DATA IN THIS EXERCISE ::

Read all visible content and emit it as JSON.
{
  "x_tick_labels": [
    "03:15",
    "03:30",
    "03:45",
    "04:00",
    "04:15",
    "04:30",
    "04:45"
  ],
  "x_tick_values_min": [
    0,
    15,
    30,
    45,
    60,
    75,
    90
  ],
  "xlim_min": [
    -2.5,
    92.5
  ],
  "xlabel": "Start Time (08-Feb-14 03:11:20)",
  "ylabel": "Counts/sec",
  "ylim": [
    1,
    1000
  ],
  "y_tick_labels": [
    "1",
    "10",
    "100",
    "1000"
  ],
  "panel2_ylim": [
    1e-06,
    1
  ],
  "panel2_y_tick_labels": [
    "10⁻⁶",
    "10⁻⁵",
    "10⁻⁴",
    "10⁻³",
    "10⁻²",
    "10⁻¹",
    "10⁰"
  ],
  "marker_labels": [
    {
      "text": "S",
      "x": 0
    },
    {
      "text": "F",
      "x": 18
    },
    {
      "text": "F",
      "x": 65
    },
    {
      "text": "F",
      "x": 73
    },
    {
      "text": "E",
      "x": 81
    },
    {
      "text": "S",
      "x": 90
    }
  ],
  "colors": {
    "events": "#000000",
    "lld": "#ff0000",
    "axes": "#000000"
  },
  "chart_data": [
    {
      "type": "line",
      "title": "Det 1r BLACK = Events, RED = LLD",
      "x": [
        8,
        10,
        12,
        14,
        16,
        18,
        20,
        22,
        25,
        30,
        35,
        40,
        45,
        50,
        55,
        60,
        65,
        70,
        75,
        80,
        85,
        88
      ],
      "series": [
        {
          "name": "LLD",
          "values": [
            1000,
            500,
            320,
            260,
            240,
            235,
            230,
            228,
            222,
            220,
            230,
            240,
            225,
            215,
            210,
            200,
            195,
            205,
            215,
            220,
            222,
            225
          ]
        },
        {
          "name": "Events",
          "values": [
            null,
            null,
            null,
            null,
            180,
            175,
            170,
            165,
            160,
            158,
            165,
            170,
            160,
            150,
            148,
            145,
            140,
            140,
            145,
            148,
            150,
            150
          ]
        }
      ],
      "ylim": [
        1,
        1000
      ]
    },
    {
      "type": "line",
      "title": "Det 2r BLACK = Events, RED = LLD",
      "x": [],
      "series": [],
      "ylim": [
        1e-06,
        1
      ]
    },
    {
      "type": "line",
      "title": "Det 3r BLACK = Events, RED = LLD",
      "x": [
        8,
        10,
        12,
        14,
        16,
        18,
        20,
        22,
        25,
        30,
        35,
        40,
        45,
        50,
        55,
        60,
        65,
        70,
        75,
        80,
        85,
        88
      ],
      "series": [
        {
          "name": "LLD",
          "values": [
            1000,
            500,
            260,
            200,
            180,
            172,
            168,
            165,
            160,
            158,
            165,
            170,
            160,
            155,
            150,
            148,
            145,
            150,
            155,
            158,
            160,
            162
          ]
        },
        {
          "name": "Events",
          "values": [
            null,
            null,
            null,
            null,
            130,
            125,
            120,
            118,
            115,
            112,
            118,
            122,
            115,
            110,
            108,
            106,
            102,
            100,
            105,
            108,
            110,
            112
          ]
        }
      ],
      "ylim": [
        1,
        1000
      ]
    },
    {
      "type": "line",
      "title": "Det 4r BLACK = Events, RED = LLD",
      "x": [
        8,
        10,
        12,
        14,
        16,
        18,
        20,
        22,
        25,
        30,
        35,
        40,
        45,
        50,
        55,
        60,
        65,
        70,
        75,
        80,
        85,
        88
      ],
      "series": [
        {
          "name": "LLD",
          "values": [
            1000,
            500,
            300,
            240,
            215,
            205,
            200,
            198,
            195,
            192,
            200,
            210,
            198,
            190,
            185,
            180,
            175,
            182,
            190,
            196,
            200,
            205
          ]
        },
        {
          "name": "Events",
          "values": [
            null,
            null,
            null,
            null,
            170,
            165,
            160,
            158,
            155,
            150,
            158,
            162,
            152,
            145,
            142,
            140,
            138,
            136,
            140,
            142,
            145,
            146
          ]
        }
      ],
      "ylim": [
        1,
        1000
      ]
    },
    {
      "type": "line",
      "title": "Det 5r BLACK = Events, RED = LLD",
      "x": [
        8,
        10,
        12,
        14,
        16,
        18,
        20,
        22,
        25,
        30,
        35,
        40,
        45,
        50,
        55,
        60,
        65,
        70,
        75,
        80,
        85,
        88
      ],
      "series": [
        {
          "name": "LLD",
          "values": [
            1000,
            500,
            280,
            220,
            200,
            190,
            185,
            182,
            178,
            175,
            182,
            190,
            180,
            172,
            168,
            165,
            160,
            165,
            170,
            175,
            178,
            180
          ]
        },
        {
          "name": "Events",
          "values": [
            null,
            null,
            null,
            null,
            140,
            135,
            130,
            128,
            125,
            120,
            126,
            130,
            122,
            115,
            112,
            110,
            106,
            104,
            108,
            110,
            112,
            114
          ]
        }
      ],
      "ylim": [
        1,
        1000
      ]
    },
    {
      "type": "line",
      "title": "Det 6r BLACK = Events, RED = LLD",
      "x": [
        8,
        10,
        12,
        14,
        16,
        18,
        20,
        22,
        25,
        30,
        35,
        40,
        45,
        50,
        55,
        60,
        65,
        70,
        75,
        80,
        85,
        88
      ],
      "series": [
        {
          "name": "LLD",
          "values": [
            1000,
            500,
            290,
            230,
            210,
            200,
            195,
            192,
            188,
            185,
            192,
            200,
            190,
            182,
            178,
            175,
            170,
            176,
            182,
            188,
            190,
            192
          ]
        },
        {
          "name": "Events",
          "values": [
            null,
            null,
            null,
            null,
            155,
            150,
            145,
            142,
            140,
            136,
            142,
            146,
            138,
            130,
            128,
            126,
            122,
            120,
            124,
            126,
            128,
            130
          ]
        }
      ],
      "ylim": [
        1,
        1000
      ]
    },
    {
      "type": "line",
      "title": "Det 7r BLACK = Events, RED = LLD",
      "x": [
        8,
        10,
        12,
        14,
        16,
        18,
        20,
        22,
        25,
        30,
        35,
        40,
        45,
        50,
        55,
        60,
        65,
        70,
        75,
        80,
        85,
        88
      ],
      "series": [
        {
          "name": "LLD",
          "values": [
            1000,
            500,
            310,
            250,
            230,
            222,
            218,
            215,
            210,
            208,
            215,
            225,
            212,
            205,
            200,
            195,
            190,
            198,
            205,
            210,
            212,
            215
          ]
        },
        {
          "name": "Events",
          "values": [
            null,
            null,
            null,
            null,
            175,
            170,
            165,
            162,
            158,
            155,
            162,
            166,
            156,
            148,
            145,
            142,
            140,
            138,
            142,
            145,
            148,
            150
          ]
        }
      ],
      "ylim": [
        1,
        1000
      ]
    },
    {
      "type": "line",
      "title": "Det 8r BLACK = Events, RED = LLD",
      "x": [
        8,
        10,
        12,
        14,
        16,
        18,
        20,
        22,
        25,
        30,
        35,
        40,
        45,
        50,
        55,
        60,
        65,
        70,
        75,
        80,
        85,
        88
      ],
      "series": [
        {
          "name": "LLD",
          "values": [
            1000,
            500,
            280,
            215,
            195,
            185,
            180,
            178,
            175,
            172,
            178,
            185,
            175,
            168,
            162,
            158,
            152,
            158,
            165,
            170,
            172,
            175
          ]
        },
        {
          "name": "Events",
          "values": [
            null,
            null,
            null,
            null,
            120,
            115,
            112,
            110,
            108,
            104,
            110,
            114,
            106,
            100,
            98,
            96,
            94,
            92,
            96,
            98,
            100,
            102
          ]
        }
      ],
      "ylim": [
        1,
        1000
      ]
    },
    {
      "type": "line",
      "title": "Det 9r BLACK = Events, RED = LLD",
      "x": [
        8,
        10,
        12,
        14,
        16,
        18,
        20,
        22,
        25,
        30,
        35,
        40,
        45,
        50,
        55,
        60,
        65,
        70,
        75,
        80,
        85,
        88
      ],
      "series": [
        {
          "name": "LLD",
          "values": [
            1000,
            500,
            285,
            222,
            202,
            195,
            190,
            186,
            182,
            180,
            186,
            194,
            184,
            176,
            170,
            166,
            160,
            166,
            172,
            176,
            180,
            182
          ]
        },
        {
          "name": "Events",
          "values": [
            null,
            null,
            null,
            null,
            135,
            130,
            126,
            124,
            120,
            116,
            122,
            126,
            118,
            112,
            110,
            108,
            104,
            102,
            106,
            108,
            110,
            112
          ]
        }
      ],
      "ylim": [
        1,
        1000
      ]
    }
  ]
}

WHAT THIS TASK INVOLVES ::
Note how many lines in the material hold the word "BLACK", and give that number with nothing added.

REPLY ::
9